[Records excerpted from a collection]
※ ※ ※
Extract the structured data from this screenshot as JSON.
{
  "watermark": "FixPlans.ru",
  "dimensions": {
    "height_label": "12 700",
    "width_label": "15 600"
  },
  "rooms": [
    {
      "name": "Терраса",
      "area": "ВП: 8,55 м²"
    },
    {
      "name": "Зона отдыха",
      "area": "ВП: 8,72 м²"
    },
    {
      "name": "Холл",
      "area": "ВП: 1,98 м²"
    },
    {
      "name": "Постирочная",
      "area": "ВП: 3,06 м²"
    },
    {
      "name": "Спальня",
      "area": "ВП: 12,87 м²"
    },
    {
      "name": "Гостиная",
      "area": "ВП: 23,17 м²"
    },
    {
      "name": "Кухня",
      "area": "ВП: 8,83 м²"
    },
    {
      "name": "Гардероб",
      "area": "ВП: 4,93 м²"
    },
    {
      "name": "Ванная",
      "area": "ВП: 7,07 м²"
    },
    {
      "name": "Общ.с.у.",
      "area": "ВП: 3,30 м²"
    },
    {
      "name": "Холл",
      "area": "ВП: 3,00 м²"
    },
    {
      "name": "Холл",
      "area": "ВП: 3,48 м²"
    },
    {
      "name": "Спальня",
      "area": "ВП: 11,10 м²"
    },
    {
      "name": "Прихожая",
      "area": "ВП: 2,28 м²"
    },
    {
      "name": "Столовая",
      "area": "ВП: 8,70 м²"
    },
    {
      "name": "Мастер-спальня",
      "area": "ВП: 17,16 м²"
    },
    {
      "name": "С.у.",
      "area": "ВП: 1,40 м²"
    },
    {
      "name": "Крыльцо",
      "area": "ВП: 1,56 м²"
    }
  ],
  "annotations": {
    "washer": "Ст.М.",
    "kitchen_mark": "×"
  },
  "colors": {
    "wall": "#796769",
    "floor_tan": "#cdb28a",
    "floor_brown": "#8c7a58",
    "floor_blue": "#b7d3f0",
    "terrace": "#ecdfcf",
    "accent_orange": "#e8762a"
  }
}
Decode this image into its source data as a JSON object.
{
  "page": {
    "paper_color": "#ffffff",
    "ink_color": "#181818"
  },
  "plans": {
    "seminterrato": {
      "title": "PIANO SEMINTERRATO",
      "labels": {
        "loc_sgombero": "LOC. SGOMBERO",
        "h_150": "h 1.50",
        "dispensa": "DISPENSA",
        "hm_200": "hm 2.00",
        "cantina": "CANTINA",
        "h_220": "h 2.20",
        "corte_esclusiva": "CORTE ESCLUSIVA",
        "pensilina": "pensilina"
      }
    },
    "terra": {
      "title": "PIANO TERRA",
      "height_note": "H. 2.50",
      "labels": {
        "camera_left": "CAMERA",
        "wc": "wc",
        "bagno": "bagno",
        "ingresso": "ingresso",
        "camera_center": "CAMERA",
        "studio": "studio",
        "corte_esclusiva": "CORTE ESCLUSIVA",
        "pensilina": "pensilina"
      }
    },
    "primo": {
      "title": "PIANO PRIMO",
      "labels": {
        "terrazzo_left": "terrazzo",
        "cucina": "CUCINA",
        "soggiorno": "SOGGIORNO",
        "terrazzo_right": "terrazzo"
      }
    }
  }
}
※ ※ ※
### Stated exercise
Only those lines running from the one containing "Decode this image" through the last line of the data above are to be copied, exactly, with both ends included.

### Final result
Decode this image into its source data as a JSON object.
{
  "page": {
    "paper_color": "#ffffff",
    "ink_color": "#181818"
  },
  "plans": {
    "seminterrato": {
      "title": "PIANO SEMINTERRATO",
      "labels": {
        "loc_sgombero": "LOC. SGOMBERO",
        "h_150": "h 1.50",
        "dispensa": "DISPENSA",
        "hm_200": "hm 2.00",
        "cantina": "CANTINA",
        "h_220": "h 2.20",
        "corte_esclusiva": "CORTE ESCLUSIVA",
        "pensilina": "pensilina"
      }
    },
    "terra": {
      "title": "PIANO TERRA",
      "height_note": "H. 2.50",
      "labels": {
        "camera_left": "CAMERA",
        "wc": "wc",
        "bagno": "bagno",
        "ingresso": "ingresso",
        "camera_center": "CAMERA",
        "studio": "studio",
        "corte_esclusiva": "CORTE ESCLUSIVA",
        "pensilina": "pensilina"
      }
    },
    "primo": {
      "title": "PIANO PRIMO",
      "labels": {
        "terrazzo_left": "terrazzo",
        "cucina": "CUCINA",
        "soggiorno": "SOGGIORNO",
        "terrazzo_right": "terrazzo"
      }
    }
  }
}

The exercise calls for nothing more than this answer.